Start of EXTRACTED DATA

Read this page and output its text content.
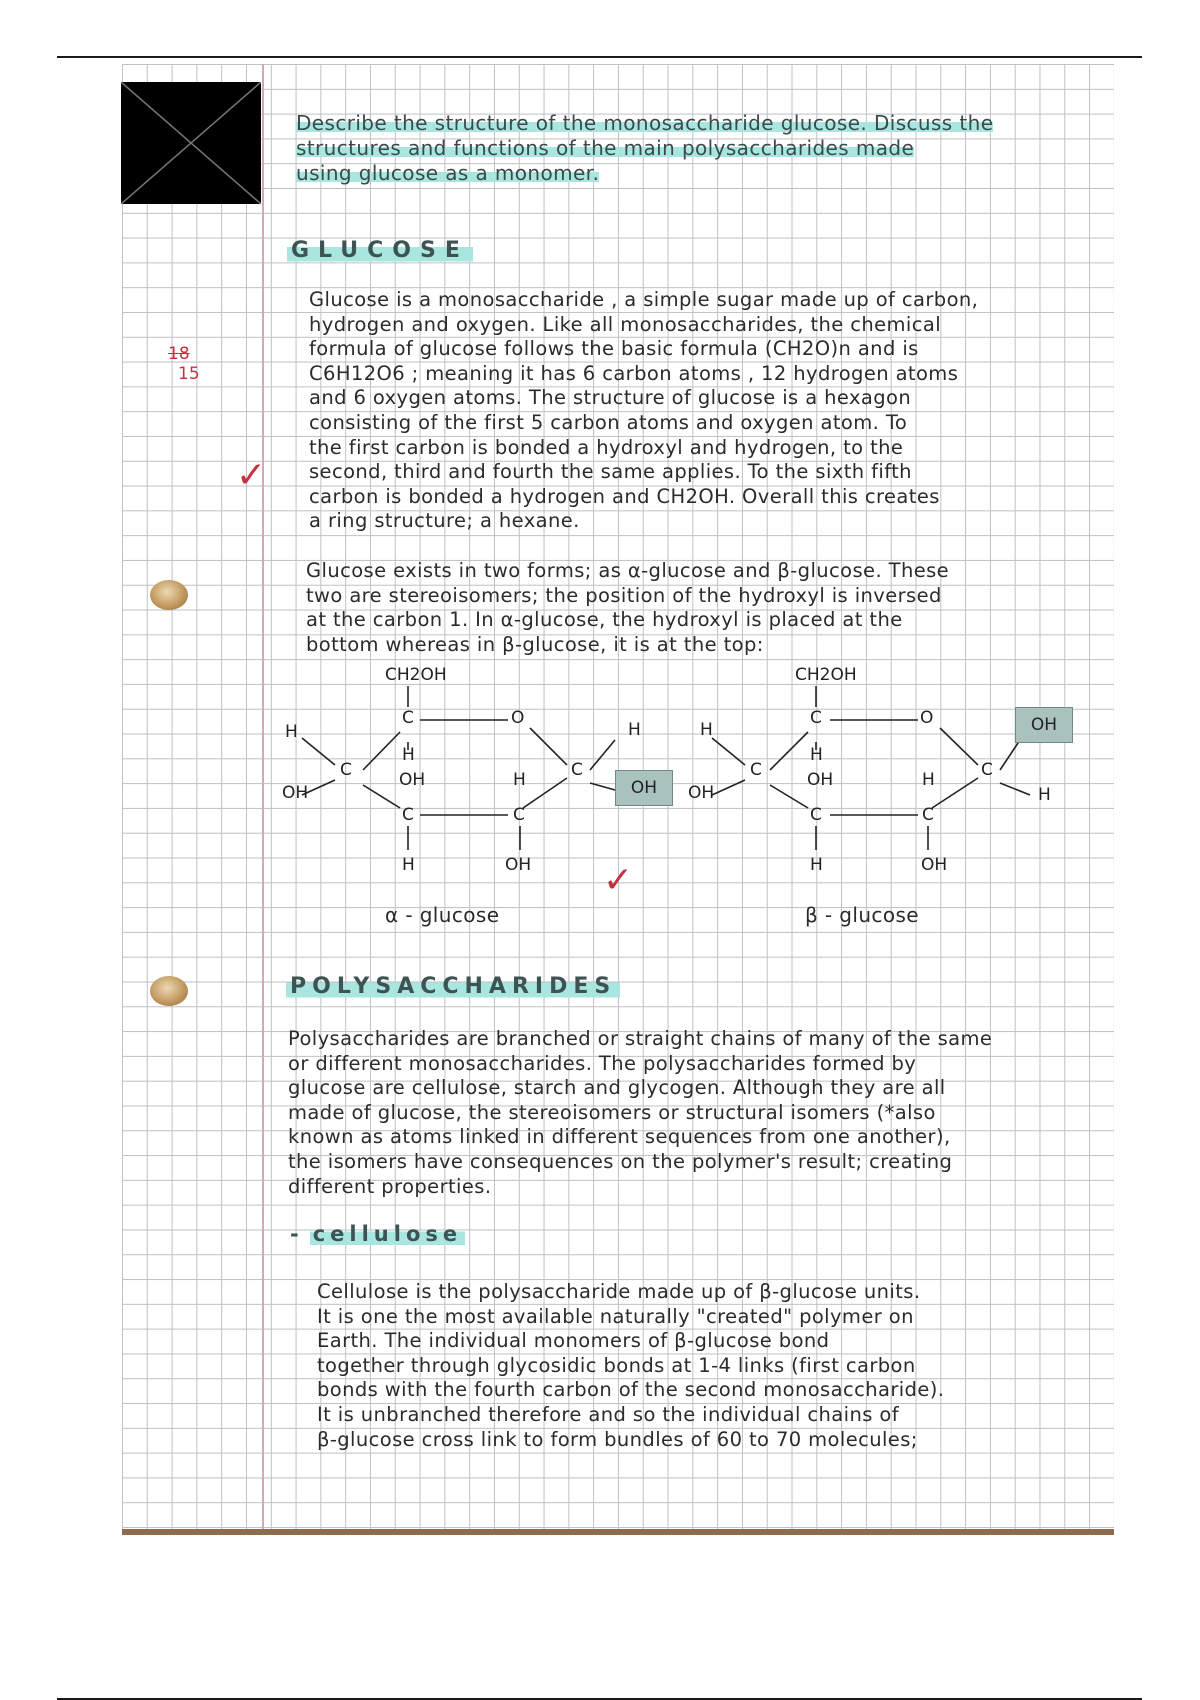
18
15
✓
✓
Describe the structure of the monosaccharide glucose. Discuss the
structures and functions of the main polysaccharides made
using glucose as a monomer.
GLUCOSE
Glucose is a monosaccharide , a simple sugar made up of carbon,
hydrogen and oxygen. Like all monosaccharides, the chemical
formula of glucose follows the basic formula (CH2O)n and is
C6H12O6 ; meaning it has 6 carbon atoms , 12 hydrogen atoms
and 6 oxygen atoms. The structure of glucose is a hexagon
consisting of the first 5 carbon atoms and oxygen atom. To
the first carbon is bonded a hydroxyl and hydrogen, to the
second, third and fourth the same applies. To the sixth fifth
carbon is bonded a hydrogen and CH2OH. Overall this creates
a ring structure; a hexane.
Glucose exists in two forms; as α-glucose and β-glucose. These
two are stereoisomers; the position of the hydroxyl is inversed
at the carbon 1. In α-glucose, the hydroxyl is placed at the
bottom whereas in β-glucose, it is at the top:
CH2OH
C	O
H
C
OH
H
OH
C
H
H
C
OH
C
H
OH
CH2OH
C	O
H
C
OH
H
OH
C
H
H
C
OH
C
OH
H
α - glucose	β - glucose
POLYSACCHARIDES
Polysaccharides are branched or straight chains of many of the same
or different monosaccharides. The polysaccharides formed by
glucose are cellulose, starch and glycogen. Although they are all
made of glucose, the stereoisomers or structural isomers (*also
known as atoms linked in different sequences from one another),
the isomers have consequences on the polymer's result; creating
different properties.
- cellulose
Cellulose is the polysaccharide made up of β-glucose units.
It is one the most available naturally "created" polymer on
Earth. The individual monomers of β-glucose bond
together through glycosidic bonds at 1-4 links (first carbon
bonds with the fourth carbon of the second monosaccharide).
It is unbranched therefore and so the individual chains of
β-glucose cross link to form bundles of 60 to 70 molecules;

End of EXTRACTED DATA

GIVEN REQUEST
Leave out the pictures and output the rest of the material exactly as written.

TASK RESULT
Read this page and output its text content.
18
15
✓
✓
Describe the structure of the monosaccharide glucose. Discuss the
structures and functions of the main polysaccharides made
using glucose as a monomer.
GLUCOSE
Glucose is a monosaccharide , a simple sugar made up of carbon,
hydrogen and oxygen. Like all monosaccharides, the chemical
formula of glucose follows the basic formula (CH2O)n and is
C6H12O6 ; meaning it has 6 carbon atoms , 12 hydrogen atoms
and 6 oxygen atoms. The structure of glucose is a hexagon
consisting of the first 5 carbon atoms and oxygen atom. To
the first carbon is bonded a hydroxyl and hydrogen, to the
second, third and fourth the same applies. To the sixth fifth
carbon is bonded a hydrogen and CH2OH. Overall this creates
a ring structure; a hexane.
Glucose exists in two forms; as α-glucose and β-glucose. These
two are stereoisomers; the position of the hydroxyl is inversed
at the carbon 1. In α-glucose, the hydroxyl is placed at the
bottom whereas in β-glucose, it is at the top:
CH2OH
C	O
H
C
OH
H
OH
C
H
H
C
OH
C
H
OH
CH2OH
C	O
H
C
OH
H
OH
C
H
H
C
OH
C
OH
H
α - glucose	β - glucose
POLYSACCHARIDES
Polysaccharides are branched or straight chains of many of the same
or different monosaccharides. The polysaccharides formed by
glucose are cellulose, starch and glycogen. Although they are all
made of glucose, the stereoisomers or structural isomers (*also
known as atoms linked in different sequences from one another),
the isomers have consequences on the polymer's result; creating
different properties.
- cellulose
Cellulose is the polysaccharide made up of β-glucose units.
It is one the most available naturally "created" polymer on
Earth. The individual monomers of β-glucose bond
together through glycosidic bonds at 1-4 links (first carbon
bonds with the fourth carbon of the second monosaccharide).
It is unbranched therefore and so the individual chains of
β-glucose cross link to form bundles of 60 to 70 molecules;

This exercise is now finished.